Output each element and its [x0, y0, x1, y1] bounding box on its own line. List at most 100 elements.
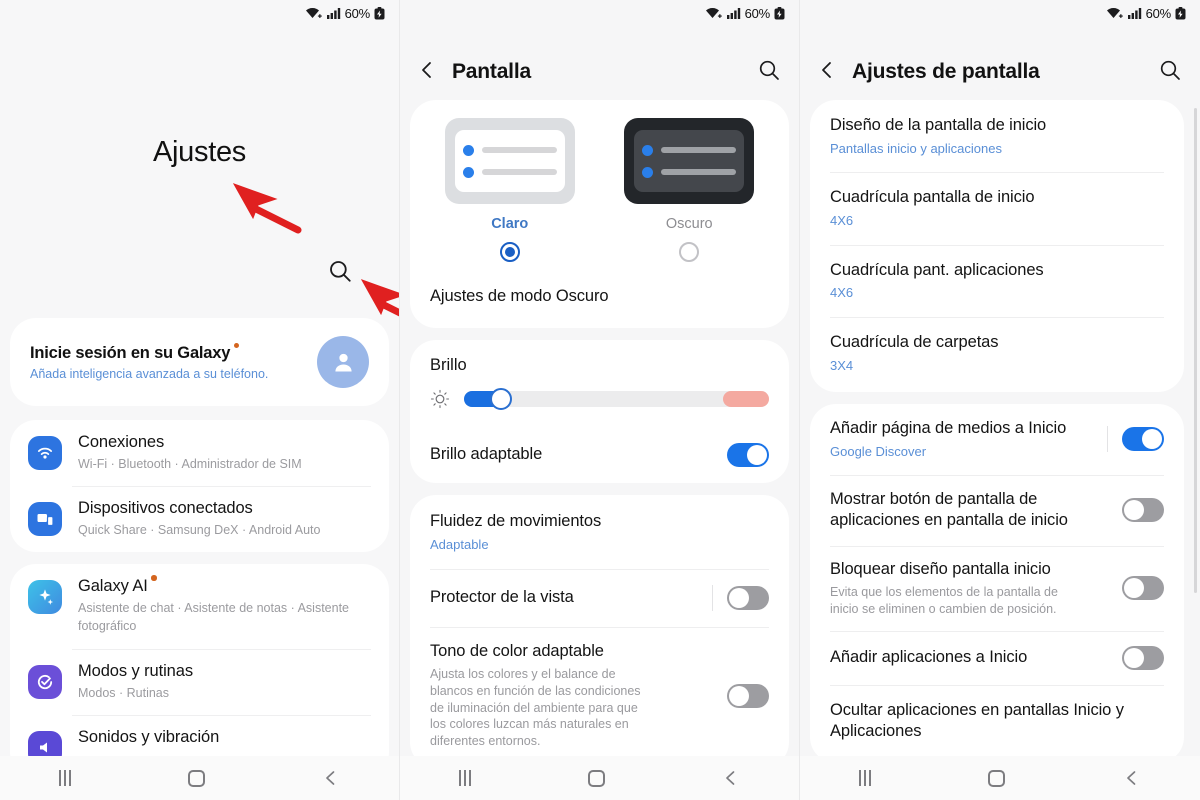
toggle-lock-home-layout[interactable] [1122, 576, 1164, 601]
toggle-eye-comfort-shield[interactable] [727, 586, 769, 611]
toggle-adaptive-color-tone[interactable] [727, 683, 769, 708]
toggle-divider [1107, 426, 1108, 453]
toggle-show-apps-button[interactable] [1122, 498, 1164, 523]
toggle-divider [712, 585, 713, 612]
theme-option-dark[interactable]: Oscuro [600, 118, 780, 262]
galaxy-ai-sparkle-icon [28, 580, 62, 615]
battery-icon [1175, 6, 1186, 20]
row-title: Añadir aplicaciones a Inicio [830, 647, 1028, 666]
row-hide-apps[interactable]: Ocultar aplicaciones en pantallas Inicio… [810, 684, 1184, 764]
settings-group-connections: Conexiones Wi-Fi · Bluetooth · Administr… [10, 420, 389, 553]
sidebar-item-galaxy-ai[interactable]: Galaxy AI Asistente de chat · Asistente … [10, 564, 389, 648]
row-apps-screen-grid[interactable]: Cuadrícula pant. aplicaciones 4X6 [810, 244, 1184, 317]
row-title: Cuadrícula pantalla de inicio [830, 188, 1035, 207]
sidebar-item-label: Galaxy AI [78, 575, 157, 596]
home-screen-settings-screen: 60% Ajustes de pantalla Diseño de la pan… [800, 0, 1200, 800]
home-icon[interactable] [587, 769, 605, 787]
row-show-apps-button[interactable]: Mostrar botón de pantalla de aplicacione… [810, 474, 1184, 547]
recents-icon[interactable] [858, 770, 871, 786]
system-navigation-bar [400, 756, 799, 800]
search-button[interactable] [757, 58, 781, 87]
row-title: Cuadrícula pant. aplicaciones [830, 260, 1044, 279]
battery-percent-label: 60% [744, 5, 771, 21]
theme-picker: Claro Oscuro [410, 100, 789, 268]
wifi-plus-icon [705, 7, 723, 20]
row-title: Cuadrícula de carpetas [830, 332, 999, 351]
toggles-group-card: Añadir página de medios a Inicio Google … [810, 404, 1184, 764]
back-chevron-icon[interactable] [322, 769, 340, 787]
row-adaptive-brightness[interactable]: Brillo adaptable [410, 427, 789, 483]
search-button[interactable] [327, 258, 353, 289]
row-add-apps-to-home[interactable]: Añadir aplicaciones a Inicio [810, 630, 1184, 685]
row-folder-grid[interactable]: Cuadrícula de carpetas 3X4 [810, 316, 1184, 392]
toggle-add-media-page[interactable] [1122, 427, 1164, 452]
dark-theme-preview-icon [624, 118, 755, 204]
display-settings-screen: 60% Pantalla Claro Oscuro Ajustes de mod… [400, 0, 800, 800]
battery-percent-label: 60% [344, 5, 371, 21]
settings-home-screen: 60% Ajustes Inicie sesión en su Galaxy A… [0, 0, 400, 800]
sidebar-item-conexiones[interactable]: Conexiones Wi-Fi · Bluetooth · Administr… [10, 420, 389, 486]
system-navigation-bar [800, 756, 1200, 800]
battery-icon [374, 6, 385, 20]
vertical-scrollbar[interactable] [1194, 108, 1197, 593]
brightness-block: Brillo [410, 340, 789, 427]
light-theme-preview-icon [444, 118, 575, 204]
row-title: Brillo adaptable [430, 444, 543, 463]
row-title: Diseño de la pantalla de inicio [830, 116, 1047, 134]
row-dark-mode-settings[interactable]: Ajustes de modo Oscuro [410, 268, 789, 328]
back-chevron-icon[interactable] [722, 769, 740, 787]
row-title: Protector de la vista [430, 588, 574, 607]
search-icon [1160, 60, 1180, 80]
connected-devices-icon [28, 502, 62, 537]
row-motion-smoothness[interactable]: Fluidez de movimientos Adaptable [410, 495, 789, 569]
toggle-add-apps-to-home[interactable] [1122, 645, 1164, 670]
row-eye-comfort-shield[interactable]: Protector de la vista [410, 569, 789, 627]
row-subtitle: Google Discover [830, 444, 927, 460]
row-home-screen-layout[interactable]: Diseño de la pantalla de inicio Pantalla… [810, 100, 1184, 172]
sidebar-item-subtitle: Wi-Fi · Bluetooth · Administrador de SIM [78, 457, 302, 471]
samsung-account-card[interactable]: Inicie sesión en su Galaxy Añada intelig… [10, 318, 389, 406]
theme-option-light[interactable]: Claro [420, 118, 600, 262]
back-button[interactable] [416, 59, 438, 86]
radio-dark[interactable] [679, 242, 700, 262]
brightness-slider-knob[interactable] [489, 387, 512, 410]
sidebar-item-label: Sonidos y vibración [78, 727, 220, 746]
page-title: Pantalla [452, 60, 531, 83]
toggle-adaptive-brightness[interactable] [727, 442, 769, 467]
brightness-slider[interactable] [464, 387, 769, 410]
radio-light[interactable] [499, 242, 520, 262]
row-title: Tono de color adaptable [430, 642, 604, 661]
account-card-title: Inicie sesión en su Galaxy [30, 342, 240, 363]
back-chevron-icon[interactable] [1123, 769, 1141, 787]
home-icon[interactable] [988, 769, 1006, 787]
settings-group-ai: Galaxy AI Asistente de chat · Asistente … [10, 564, 389, 778]
recents-icon[interactable] [458, 770, 471, 786]
battery-percent-label: 60% [1145, 5, 1172, 21]
row-home-screen-grid[interactable]: Cuadrícula pantalla de inicio 4X6 [810, 172, 1184, 244]
three-panel-screenshot-strip: 60% Ajustes Inicie sesión en su Galaxy A… [0, 0, 1200, 800]
row-subtitle: 4X6 [830, 285, 854, 301]
recents-icon[interactable] [58, 770, 71, 786]
sidebar-item-dispositivos-conectados[interactable]: Dispositivos conectados Quick Share · Sa… [10, 486, 389, 552]
sidebar-item-label: Conexiones [78, 433, 165, 451]
app-bar: Ajustes de pantalla [800, 44, 1200, 100]
search-button[interactable] [1158, 58, 1182, 87]
brightness-label: Brillo [430, 355, 467, 374]
new-badge-dot [151, 575, 157, 581]
row-subtitle: 3X4 [830, 357, 854, 373]
page-title: Ajustes de pantalla [852, 60, 1040, 83]
row-add-media-page[interactable]: Añadir página de medios a Inicio Google … [810, 404, 1184, 474]
cellular-signal-icon [726, 7, 741, 19]
sidebar-item-modos-y-rutinas[interactable]: Modos y rutinas Modos · Rutinas [10, 648, 389, 715]
chevron-left-icon [422, 61, 431, 78]
back-button[interactable] [816, 59, 838, 86]
row-title: Mostrar botón de pantalla de aplicacione… [830, 489, 1068, 530]
row-lock-home-layout[interactable]: Bloquear diseño pantalla inicio Evita qu… [810, 546, 1184, 631]
system-navigation-bar [0, 756, 399, 800]
row-adaptive-color-tone[interactable]: Tono de color adaptable Ajusta los color… [410, 627, 789, 768]
home-icon[interactable] [187, 769, 205, 787]
row-subtitle: 4X6 [830, 213, 854, 229]
avatar[interactable] [317, 336, 369, 388]
status-bar: 60% [400, 0, 799, 26]
wifi-plus-icon [305, 7, 323, 20]
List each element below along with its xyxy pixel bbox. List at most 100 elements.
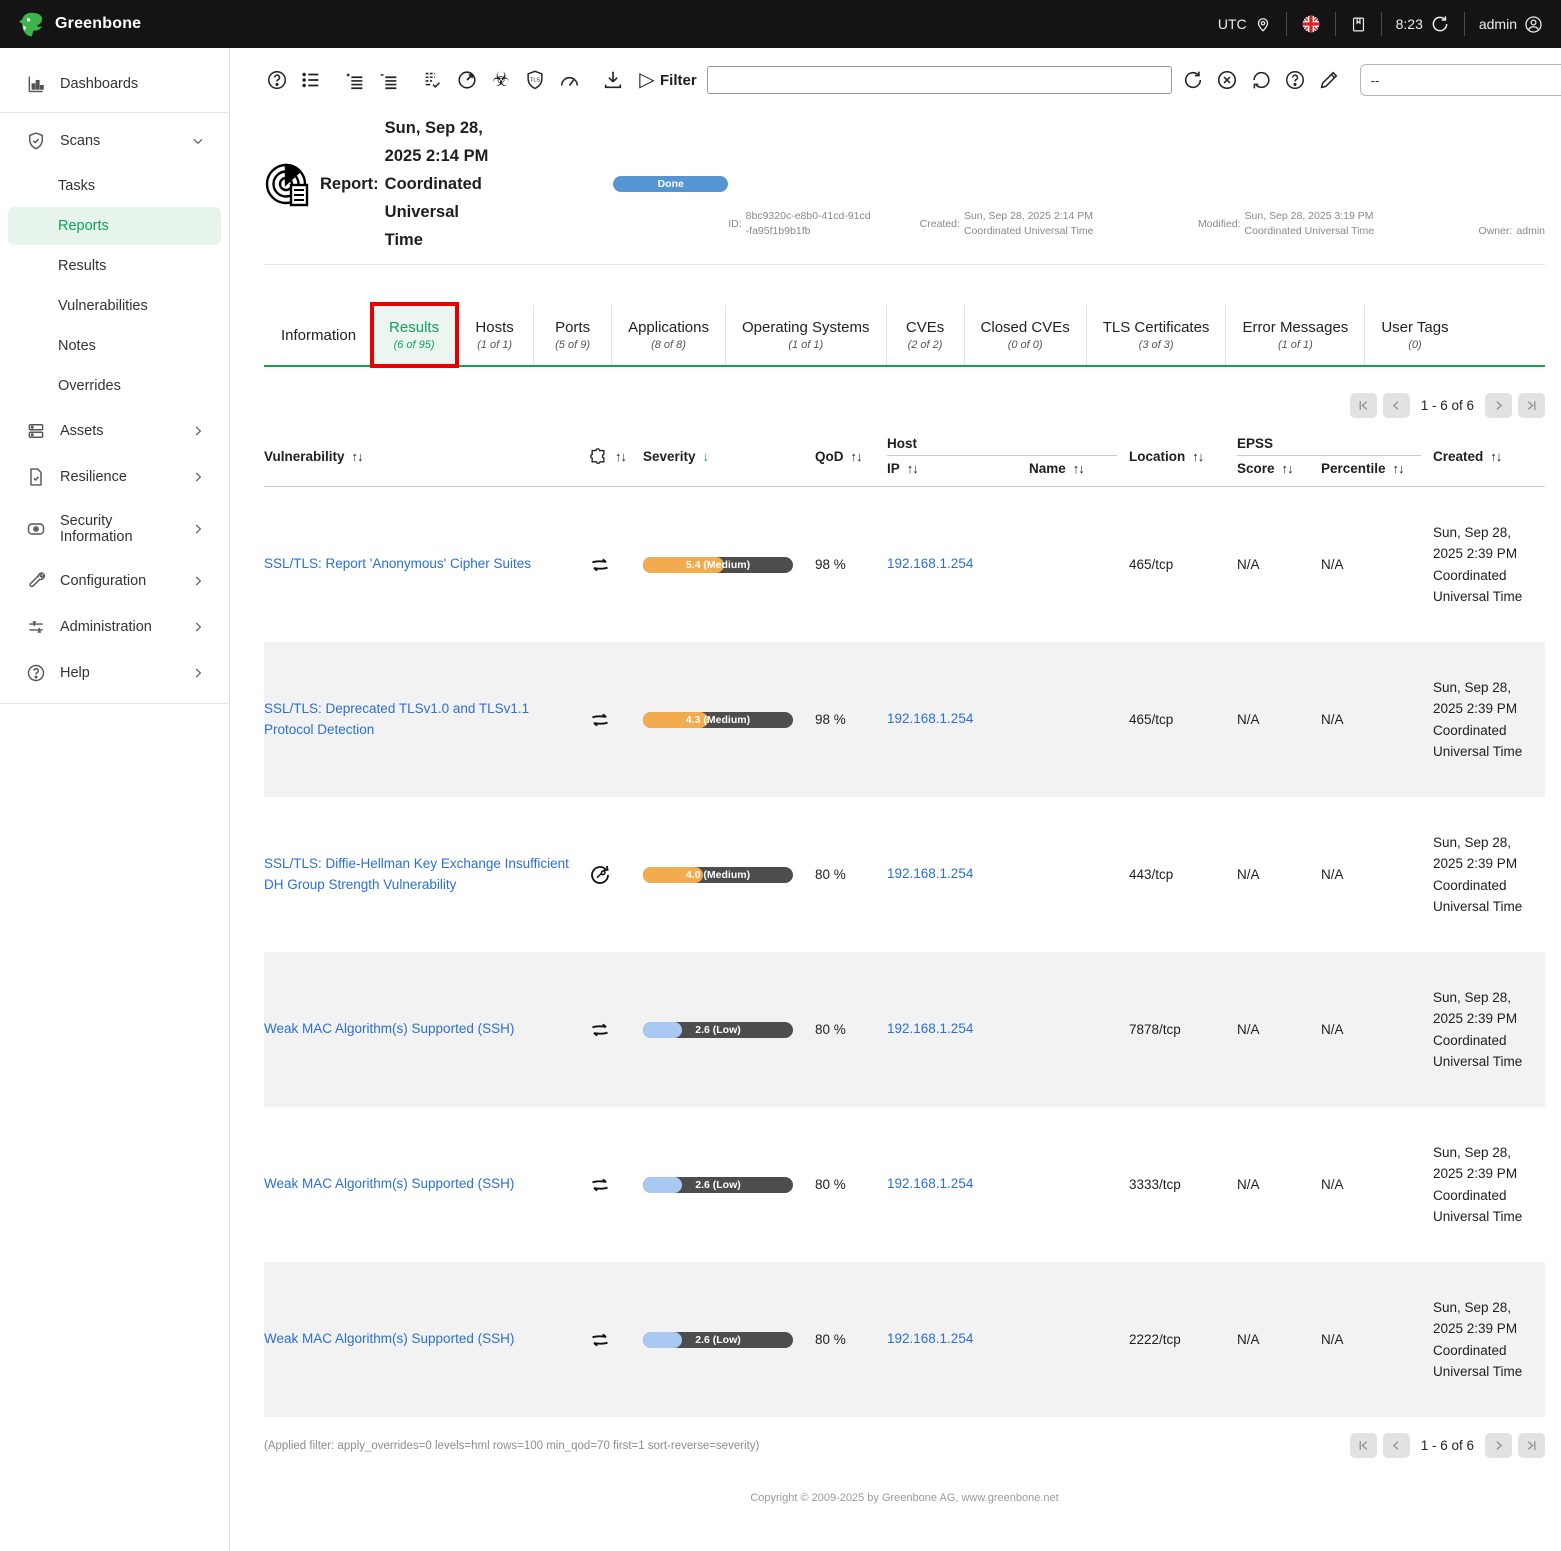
sidebar-item-security-information[interactable]: Security Information xyxy=(8,503,221,555)
filter-preset-value: -- xyxy=(1371,73,1380,88)
corresponding-tasks-icon[interactable] xyxy=(454,67,480,93)
tab-results[interactable]: Results (6 of 95) xyxy=(373,305,456,365)
add-to-assets-icon[interactable] xyxy=(342,67,368,93)
host-ip-link[interactable]: 192.168.1.254 xyxy=(887,556,973,571)
corresponding-tls-certificates-icon[interactable]: TLS xyxy=(522,67,548,93)
sort-score[interactable]: ↑↓ xyxy=(1282,461,1293,476)
language-switcher[interactable] xyxy=(1301,14,1321,34)
sort-vulnerability[interactable]: ↑↓ xyxy=(352,449,363,464)
sort-percentile[interactable]: ↑↓ xyxy=(1393,461,1404,476)
sort-created[interactable]: ↑↓ xyxy=(1490,449,1501,464)
performance-icon[interactable] xyxy=(556,67,582,93)
filter-help-icon[interactable] xyxy=(1282,67,1308,93)
solution-mitigate-icon xyxy=(588,1018,643,1042)
sort-ip[interactable]: ↑↓ xyxy=(907,461,918,476)
brand[interactable]: Greenbone xyxy=(18,11,141,38)
sidebar-item-help[interactable]: Help xyxy=(8,653,221,693)
sidebar-item-dashboards[interactable]: Dashboards xyxy=(8,64,221,104)
sidebar-item-results[interactable]: Results xyxy=(8,247,221,285)
svg-text:TLS: TLS xyxy=(530,77,540,83)
sidebar-item-configuration[interactable]: Configuration xyxy=(8,561,221,601)
tab-hosts[interactable]: Hosts (1 of 1) xyxy=(456,305,534,365)
next-page-button[interactable] xyxy=(1485,393,1512,418)
qod-value: 80 % xyxy=(815,867,887,882)
qod-value: 98 % xyxy=(815,557,887,572)
divider xyxy=(264,264,1545,265)
filter-input[interactable] xyxy=(707,66,1172,94)
col-score: Score xyxy=(1237,461,1275,476)
table-row: Weak MAC Algorithm(s) Supported (SSH) 2.… xyxy=(264,1107,1545,1262)
created-label: Created: xyxy=(920,217,960,233)
remove-from-assets-icon[interactable] xyxy=(376,67,402,93)
vulnerability-link[interactable]: SSL/TLS: Deprecated TLSv1.0 and TLSv1.1 … xyxy=(264,701,529,737)
host-ip-link[interactable]: 192.168.1.254 xyxy=(887,711,973,726)
previous-page-button[interactable] xyxy=(1383,393,1410,418)
tab-operating-systems[interactable]: Operating Systems (1 of 1) xyxy=(726,305,887,365)
corresponding-vulnerabilities-icon[interactable]: ☣ xyxy=(488,67,514,93)
created-value: Sun, Sep 28, 2025 2:39 PM Coordinated Un… xyxy=(1433,1297,1533,1383)
download-report-icon[interactable] xyxy=(600,67,626,93)
first-page-button[interactable] xyxy=(1350,1433,1377,1458)
owner-label: Owner: xyxy=(1479,224,1513,240)
tab-applications[interactable]: Applications (8 of 8) xyxy=(612,305,726,365)
last-page-button[interactable] xyxy=(1518,393,1545,418)
tab-ports[interactable]: Ports (5 of 9) xyxy=(534,305,612,365)
last-page-button[interactable] xyxy=(1518,1433,1545,1458)
user-menu[interactable]: admin xyxy=(1479,15,1543,34)
edit-filter-icon[interactable] xyxy=(1316,67,1342,93)
vulnerability-link[interactable]: SSL/TLS: Diffie-Hellman Key Exchange Ins… xyxy=(264,856,569,892)
sidebar-item-overrides[interactable]: Overrides xyxy=(8,367,221,405)
qod-value: 80 % xyxy=(815,1022,887,1037)
sidebar-item-resilience[interactable]: Resilience xyxy=(8,457,221,497)
host-ip-link[interactable]: 192.168.1.254 xyxy=(887,1176,973,1191)
corresponding-results-icon[interactable] xyxy=(420,67,446,93)
host-ip-link[interactable]: 192.168.1.254 xyxy=(887,1021,973,1036)
chevron-right-icon xyxy=(191,620,205,634)
vulnerability-link[interactable]: Weak MAC Algorithm(s) Supported (SSH) xyxy=(264,1331,514,1346)
question-circle-icon xyxy=(26,663,46,683)
timezone-selector[interactable]: UTC xyxy=(1218,15,1272,33)
sort-name[interactable]: ↑↓ xyxy=(1073,461,1084,476)
tab-error-messages[interactable]: Error Messages (1 of 1) xyxy=(1226,305,1365,365)
qod-value: 80 % xyxy=(815,1177,887,1192)
reset-filter-icon[interactable] xyxy=(1248,67,1274,93)
next-page-button[interactable] xyxy=(1485,1433,1512,1458)
tab-cves[interactable]: CVEs (2 of 2) xyxy=(887,305,965,365)
sidebar-item-tasks[interactable]: Tasks xyxy=(8,167,221,205)
table-row: Weak MAC Algorithm(s) Supported (SSH) 2.… xyxy=(264,952,1545,1107)
tab-closed-cves[interactable]: Closed CVEs (0 of 0) xyxy=(965,305,1087,365)
sort-solution-type[interactable]: ↑↓ xyxy=(615,449,626,464)
host-ip-link[interactable]: 192.168.1.254 xyxy=(887,866,973,881)
filter-preset-select[interactable]: -- xyxy=(1360,64,1561,96)
epss-score: N/A xyxy=(1237,1332,1321,1347)
remove-filter-icon[interactable] xyxy=(1214,67,1240,93)
session-time: 8:23 xyxy=(1396,16,1423,32)
sidebar-item-scans[interactable]: Scans xyxy=(8,121,221,161)
sort-location[interactable]: ↑↓ xyxy=(1192,449,1203,464)
sidebar-item-reports[interactable]: Reports xyxy=(8,207,221,245)
update-filter-icon[interactable] xyxy=(1180,67,1206,93)
host-ip-link[interactable]: 192.168.1.254 xyxy=(887,1331,973,1346)
previous-page-button[interactable] xyxy=(1383,1433,1410,1458)
vulnerability-link[interactable]: SSL/TLS: Report 'Anonymous' Cipher Suite… xyxy=(264,556,531,571)
sidebar-item-assets[interactable]: Assets xyxy=(8,411,221,451)
sort-severity[interactable]: ↓ xyxy=(703,449,709,464)
session-timer[interactable]: 8:23 xyxy=(1396,14,1450,34)
sidebar-item-notes[interactable]: Notes xyxy=(8,327,221,365)
tab-tls-certificates[interactable]: TLS Certificates (3 of 3) xyxy=(1087,305,1227,365)
tab-user-tags[interactable]: User Tags (0) xyxy=(1365,305,1464,365)
trigger-alert-icon[interactable]: ▷ xyxy=(634,67,660,93)
help-icon[interactable] xyxy=(264,67,290,93)
sort-qod[interactable]: ↑↓ xyxy=(851,449,862,464)
first-page-button[interactable] xyxy=(1350,393,1377,418)
reports-list-icon[interactable] xyxy=(298,67,324,93)
report-icon xyxy=(264,158,314,210)
location-value: 7878/tcp xyxy=(1129,1022,1237,1037)
location-value: 465/tcp xyxy=(1129,557,1237,572)
vulnerability-link[interactable]: Weak MAC Algorithm(s) Supported (SSH) xyxy=(264,1176,514,1191)
manual-link[interactable] xyxy=(1350,16,1367,33)
sidebar-item-vulnerabilities[interactable]: Vulnerabilities xyxy=(8,287,221,325)
vulnerability-link[interactable]: Weak MAC Algorithm(s) Supported (SSH) xyxy=(264,1021,514,1036)
tab-information[interactable]: Information xyxy=(264,305,373,365)
sidebar-item-administration[interactable]: Administration xyxy=(8,607,221,647)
──────
| Problem |
Format the lines of the data starting at the line containing "toggle-lock-home-layout[interactable] [1122, 576, 1164, 601]" and ending at the line containing "search-button[interactable] [327, 258, 353, 289]", both included, as a JSON list of strings with one string per line and blank lines omitted.

| The result |
[
  "toggle-lock-home-layout[interactable] [1122, 576, 1164, 601]",
  "toggle-eye-comfort-shield[interactable] [727, 586, 769, 611]",
  "toggle-adaptive-color-tone[interactable] [727, 683, 769, 708]",
  "toggle-divider [1107, 426, 1108, 453]",
  "toggle-show-apps-button[interactable] [1122, 498, 1164, 523]",
  "toggle-divider [712, 585, 713, 612]",
  "theme-option-dark[interactable]: Oscuro [600, 118, 780, 262]",
  "galaxy-ai-sparkle-icon [28, 580, 62, 615]",
  "battery-icon [1175, 6, 1186, 20]",
  "row-title: Añadir aplicaciones a Inicio [830, 647, 1028, 666]",
  "row-hide-apps[interactable]: Ocultar aplicaciones en pantallas Inicio… [810, 684, 1184, 764]",
  "settings-group-connections: Conexiones Wi-Fi · Bluetooth · Administr… [10, 420, 389, 553]",
  "sidebar-item-galaxy-ai[interactable]: Galaxy AI Asistente de chat · Asistente … [10, 564, 389, 648]",
  "row-apps-screen-grid[interactable]: Cuadrícula pant. aplicaciones 4X6 [810, 244, 1184, 317]",
  "row-title: Cuadrícula pantalla de inicio [830, 188, 1035, 207]",
  "sidebar-item-label: Galaxy AI [78, 575, 157, 596]",
  "home-screen-settings-screen: 60% Ajustes de pantalla Diseño de la pan… [800, 0, 1200, 800]",
  "home-icon[interactable] [587, 769, 605, 787]",
  "row-show-apps-button[interactable]: Mostrar botón de pantalla de aplicacione… [810, 474, 1184, 547]",
  "recents-icon[interactable] [858, 770, 871, 786]",
  "system-navigation-bar [400, 756, 799, 800]",
  "search-button[interactable] [757, 58, 781, 87]",
  "row-title: Cuadrícula pant. aplicaciones [830, 260, 1044, 279]",
  "battery-percent-label: 60% [744, 5, 771, 21]",
  "theme-picker: Claro Oscuro [410, 100, 789, 268]",
  "wifi-plus-icon [705, 7, 723, 20]",
  "row-title: Cuadrícula de carpetas [830, 332, 999, 351]",
  "toggles-group-card: Añadir página de medios a Inicio Google … [810, 404, 1184, 764]",
  "back-chevron-icon[interactable] [322, 769, 340, 787]",
  "row-adaptive-brightness[interactable]: Brillo adaptable [410, 427, 789, 483]",
  "search-button[interactable] [327, 258, 353, 289]"
]